> The problem: Using the listing below, please gather every line containing the word "zdravotními".

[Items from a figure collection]
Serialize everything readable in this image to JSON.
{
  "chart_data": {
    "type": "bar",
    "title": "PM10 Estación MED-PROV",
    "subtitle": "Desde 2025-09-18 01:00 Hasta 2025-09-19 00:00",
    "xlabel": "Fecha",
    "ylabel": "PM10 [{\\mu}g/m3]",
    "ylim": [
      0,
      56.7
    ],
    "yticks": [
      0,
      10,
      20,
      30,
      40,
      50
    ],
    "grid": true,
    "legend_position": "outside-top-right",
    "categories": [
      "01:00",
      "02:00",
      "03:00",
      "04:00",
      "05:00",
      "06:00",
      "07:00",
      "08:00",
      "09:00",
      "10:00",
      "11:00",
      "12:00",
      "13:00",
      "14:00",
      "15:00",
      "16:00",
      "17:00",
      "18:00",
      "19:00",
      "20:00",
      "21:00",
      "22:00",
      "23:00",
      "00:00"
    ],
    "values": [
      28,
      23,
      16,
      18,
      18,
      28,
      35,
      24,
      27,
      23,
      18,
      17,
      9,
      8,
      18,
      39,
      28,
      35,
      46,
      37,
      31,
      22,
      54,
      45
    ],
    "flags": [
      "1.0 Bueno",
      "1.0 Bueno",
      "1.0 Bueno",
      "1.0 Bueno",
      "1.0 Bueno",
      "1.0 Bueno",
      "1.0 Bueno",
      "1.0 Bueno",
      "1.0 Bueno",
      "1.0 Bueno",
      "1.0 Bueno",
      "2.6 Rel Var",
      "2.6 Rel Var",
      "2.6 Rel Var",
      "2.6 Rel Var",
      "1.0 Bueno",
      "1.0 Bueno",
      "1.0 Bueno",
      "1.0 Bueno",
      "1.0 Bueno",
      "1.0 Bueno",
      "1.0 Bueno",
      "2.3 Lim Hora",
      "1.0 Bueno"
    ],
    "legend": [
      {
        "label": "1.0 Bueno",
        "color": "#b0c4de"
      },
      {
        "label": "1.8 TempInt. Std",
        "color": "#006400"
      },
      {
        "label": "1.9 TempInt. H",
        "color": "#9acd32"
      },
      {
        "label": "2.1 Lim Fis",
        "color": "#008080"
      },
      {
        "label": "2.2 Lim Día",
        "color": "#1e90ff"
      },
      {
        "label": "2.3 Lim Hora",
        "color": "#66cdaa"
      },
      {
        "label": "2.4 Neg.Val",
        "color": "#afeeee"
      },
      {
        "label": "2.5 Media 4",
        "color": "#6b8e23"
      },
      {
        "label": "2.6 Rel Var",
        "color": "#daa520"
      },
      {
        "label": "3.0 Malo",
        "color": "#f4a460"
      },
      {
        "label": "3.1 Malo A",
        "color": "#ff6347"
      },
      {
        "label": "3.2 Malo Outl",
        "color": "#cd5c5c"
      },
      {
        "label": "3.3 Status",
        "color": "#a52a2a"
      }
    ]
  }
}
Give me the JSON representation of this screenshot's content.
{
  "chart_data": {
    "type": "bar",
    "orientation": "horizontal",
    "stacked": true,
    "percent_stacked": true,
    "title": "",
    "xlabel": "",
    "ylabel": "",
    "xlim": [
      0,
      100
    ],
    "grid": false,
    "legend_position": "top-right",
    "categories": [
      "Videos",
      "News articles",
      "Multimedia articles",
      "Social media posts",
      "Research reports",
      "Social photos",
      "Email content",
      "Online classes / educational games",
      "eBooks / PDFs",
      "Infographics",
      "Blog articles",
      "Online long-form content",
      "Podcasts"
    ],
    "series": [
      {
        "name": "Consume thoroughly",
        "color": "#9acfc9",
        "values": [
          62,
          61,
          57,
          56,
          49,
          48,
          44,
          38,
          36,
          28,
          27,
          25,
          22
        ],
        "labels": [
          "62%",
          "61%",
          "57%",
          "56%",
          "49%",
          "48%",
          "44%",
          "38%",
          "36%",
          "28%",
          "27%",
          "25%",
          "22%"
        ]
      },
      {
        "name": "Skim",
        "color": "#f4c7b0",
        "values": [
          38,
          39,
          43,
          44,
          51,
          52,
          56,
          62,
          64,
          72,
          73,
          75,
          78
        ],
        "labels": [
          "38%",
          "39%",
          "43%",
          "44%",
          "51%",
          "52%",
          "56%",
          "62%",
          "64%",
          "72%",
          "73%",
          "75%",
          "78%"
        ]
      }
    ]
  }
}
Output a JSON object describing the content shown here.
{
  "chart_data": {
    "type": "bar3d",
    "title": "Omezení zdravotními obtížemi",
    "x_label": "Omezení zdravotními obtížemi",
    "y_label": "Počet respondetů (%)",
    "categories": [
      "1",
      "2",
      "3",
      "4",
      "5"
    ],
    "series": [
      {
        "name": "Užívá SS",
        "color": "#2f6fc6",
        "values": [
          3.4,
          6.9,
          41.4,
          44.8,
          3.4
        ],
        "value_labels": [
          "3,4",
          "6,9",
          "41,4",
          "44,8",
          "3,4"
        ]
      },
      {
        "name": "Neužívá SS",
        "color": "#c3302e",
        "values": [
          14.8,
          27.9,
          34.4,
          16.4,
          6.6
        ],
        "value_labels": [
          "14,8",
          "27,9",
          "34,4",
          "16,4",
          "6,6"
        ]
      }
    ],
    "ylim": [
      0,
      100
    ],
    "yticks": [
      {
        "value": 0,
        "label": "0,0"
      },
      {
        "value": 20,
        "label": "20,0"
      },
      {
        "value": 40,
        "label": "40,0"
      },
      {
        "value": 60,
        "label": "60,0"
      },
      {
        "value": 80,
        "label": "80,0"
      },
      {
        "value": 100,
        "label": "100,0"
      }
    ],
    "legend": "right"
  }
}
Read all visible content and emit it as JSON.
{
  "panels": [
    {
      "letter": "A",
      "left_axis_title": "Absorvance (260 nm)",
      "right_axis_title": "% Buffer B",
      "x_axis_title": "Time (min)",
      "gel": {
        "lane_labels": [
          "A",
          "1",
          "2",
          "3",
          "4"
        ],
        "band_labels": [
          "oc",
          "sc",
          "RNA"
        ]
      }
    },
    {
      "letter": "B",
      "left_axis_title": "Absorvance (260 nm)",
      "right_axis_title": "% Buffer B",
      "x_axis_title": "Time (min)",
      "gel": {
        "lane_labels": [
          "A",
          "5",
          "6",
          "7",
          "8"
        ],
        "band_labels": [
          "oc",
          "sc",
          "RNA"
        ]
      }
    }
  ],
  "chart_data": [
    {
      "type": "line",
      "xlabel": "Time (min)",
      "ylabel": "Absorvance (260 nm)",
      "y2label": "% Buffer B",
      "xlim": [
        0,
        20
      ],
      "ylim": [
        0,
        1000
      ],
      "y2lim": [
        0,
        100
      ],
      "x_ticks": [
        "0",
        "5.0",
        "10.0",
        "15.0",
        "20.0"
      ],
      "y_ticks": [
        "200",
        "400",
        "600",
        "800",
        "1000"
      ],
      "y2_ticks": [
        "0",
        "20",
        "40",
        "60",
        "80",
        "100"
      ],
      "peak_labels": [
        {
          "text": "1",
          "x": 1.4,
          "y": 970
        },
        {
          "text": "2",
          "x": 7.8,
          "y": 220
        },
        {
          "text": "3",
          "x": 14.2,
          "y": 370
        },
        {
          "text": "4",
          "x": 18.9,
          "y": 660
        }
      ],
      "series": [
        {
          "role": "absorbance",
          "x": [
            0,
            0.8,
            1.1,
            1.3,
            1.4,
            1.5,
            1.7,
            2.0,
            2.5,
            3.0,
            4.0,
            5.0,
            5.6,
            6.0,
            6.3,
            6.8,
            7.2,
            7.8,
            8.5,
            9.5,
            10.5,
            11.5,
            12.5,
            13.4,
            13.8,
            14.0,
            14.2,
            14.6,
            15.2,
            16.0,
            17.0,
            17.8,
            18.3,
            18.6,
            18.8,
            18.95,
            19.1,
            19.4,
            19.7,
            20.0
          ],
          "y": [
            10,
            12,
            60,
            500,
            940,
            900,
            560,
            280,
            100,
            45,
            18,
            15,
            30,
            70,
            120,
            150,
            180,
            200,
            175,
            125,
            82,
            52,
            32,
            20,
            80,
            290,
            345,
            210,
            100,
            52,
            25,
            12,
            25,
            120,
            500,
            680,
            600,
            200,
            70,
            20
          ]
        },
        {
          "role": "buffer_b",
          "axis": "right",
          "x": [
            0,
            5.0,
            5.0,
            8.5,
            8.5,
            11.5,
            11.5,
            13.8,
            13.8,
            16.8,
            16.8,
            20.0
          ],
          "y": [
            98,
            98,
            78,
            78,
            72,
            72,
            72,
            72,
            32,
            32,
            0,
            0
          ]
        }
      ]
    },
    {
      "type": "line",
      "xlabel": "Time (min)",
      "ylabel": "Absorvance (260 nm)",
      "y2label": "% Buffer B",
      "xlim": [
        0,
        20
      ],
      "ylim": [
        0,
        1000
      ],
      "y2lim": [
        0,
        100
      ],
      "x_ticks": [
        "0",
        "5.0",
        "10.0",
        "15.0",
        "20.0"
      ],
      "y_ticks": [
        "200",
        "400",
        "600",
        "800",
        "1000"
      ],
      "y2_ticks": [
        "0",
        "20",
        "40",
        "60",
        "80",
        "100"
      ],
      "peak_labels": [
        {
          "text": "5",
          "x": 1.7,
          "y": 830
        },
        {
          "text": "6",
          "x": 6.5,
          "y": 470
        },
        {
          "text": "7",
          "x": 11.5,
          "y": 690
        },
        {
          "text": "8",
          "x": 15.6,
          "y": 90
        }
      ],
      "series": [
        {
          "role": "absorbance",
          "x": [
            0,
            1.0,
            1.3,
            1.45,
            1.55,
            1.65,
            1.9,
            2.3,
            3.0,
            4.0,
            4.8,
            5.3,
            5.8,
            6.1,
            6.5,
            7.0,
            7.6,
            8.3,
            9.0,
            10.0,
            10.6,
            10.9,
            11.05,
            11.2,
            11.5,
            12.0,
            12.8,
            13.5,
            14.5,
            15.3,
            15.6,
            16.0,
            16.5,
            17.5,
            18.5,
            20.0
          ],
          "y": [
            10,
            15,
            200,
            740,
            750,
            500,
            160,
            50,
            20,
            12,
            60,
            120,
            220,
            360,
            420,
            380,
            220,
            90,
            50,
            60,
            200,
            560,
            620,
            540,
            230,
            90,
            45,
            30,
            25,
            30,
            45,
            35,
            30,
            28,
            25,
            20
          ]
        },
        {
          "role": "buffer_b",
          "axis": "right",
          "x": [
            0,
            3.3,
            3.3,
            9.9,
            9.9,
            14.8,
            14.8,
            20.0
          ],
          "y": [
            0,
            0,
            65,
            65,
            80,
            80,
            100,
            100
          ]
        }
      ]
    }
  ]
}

> Exercise result:
    "title": "Omezení zdravotními obtížemi",
    "x_label": "Omezení zdravotními obtížemi",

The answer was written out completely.